> **DIRECTIVE**: Omit all pictures, then retype the data exactly as given.
* Begin RECORDS SUPPLIED *
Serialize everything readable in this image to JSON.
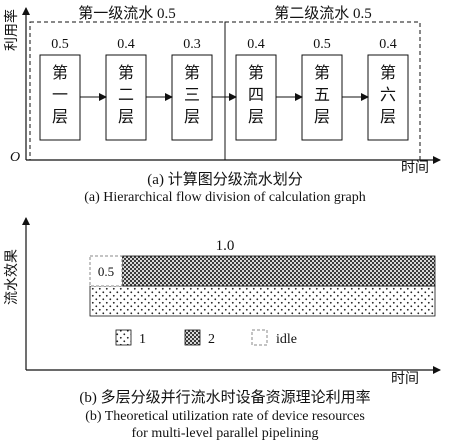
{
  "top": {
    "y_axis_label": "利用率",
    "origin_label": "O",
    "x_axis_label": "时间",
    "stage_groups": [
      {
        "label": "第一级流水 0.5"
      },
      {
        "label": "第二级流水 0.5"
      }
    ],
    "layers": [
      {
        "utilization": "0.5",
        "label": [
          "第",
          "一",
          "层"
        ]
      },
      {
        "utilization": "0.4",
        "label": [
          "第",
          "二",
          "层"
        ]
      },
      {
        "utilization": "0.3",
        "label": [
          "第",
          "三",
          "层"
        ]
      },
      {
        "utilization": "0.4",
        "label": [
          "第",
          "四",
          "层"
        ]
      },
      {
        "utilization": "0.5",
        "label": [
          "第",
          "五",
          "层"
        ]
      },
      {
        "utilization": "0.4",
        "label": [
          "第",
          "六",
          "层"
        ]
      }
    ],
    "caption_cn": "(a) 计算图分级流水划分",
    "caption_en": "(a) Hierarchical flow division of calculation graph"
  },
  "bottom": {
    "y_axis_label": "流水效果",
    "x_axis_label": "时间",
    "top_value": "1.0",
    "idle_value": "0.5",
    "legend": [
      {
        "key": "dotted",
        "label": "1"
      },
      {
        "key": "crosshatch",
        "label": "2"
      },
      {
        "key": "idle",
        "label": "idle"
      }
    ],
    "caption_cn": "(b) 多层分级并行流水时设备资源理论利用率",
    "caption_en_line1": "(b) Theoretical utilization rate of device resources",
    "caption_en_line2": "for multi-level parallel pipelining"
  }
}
* End RECORDS SUPPLIED *
> **RESULT**:
Serialize everything readable in this image to JSON.
{
  "top": {
    "y_axis_label": "利用率",
    "origin_label": "O",
    "x_axis_label": "时间",
    "stage_groups": [
      {
        "label": "第一级流水 0.5"
      },
      {
        "label": "第二级流水 0.5"
      }
    ],
    "layers": [
      {
        "utilization": "0.5",
        "label": [
          "第",
          "一",
          "层"
        ]
      },
      {
        "utilization": "0.4",
        "label": [
          "第",
          "二",
          "层"
        ]
      },
      {
        "utilization": "0.3",
        "label": [
          "第",
          "三",
          "层"
        ]
      },
      {
        "utilization": "0.4",
        "label": [
          "第",
          "四",
          "层"
        ]
      },
      {
        "utilization": "0.5",
        "label": [
          "第",
          "五",
          "层"
        ]
      },
      {
        "utilization": "0.4",
        "label": [
          "第",
          "六",
          "层"
        ]
      }
    ],
    "caption_cn": "(a) 计算图分级流水划分",
    "caption_en": "(a) Hierarchical flow division of calculation graph"
  },
  "bottom": {
    "y_axis_label": "流水效果",
    "x_axis_label": "时间",
    "top_value": "1.0",
    "idle_value": "0.5",
    "legend": [
      {
        "key": "dotted",
        "label": "1"
      },
      {
        "key": "crosshatch",
        "label": "2"
      },
      {
        "key": "idle",
        "label": "idle"
      }
    ],
    "caption_cn": "(b) 多层分级并行流水时设备资源理论利用率",
    "caption_en_line1": "(b) Theoretical utilization rate of device resources",
    "caption_en_line2": "for multi-level parallel pipelining"
  }
}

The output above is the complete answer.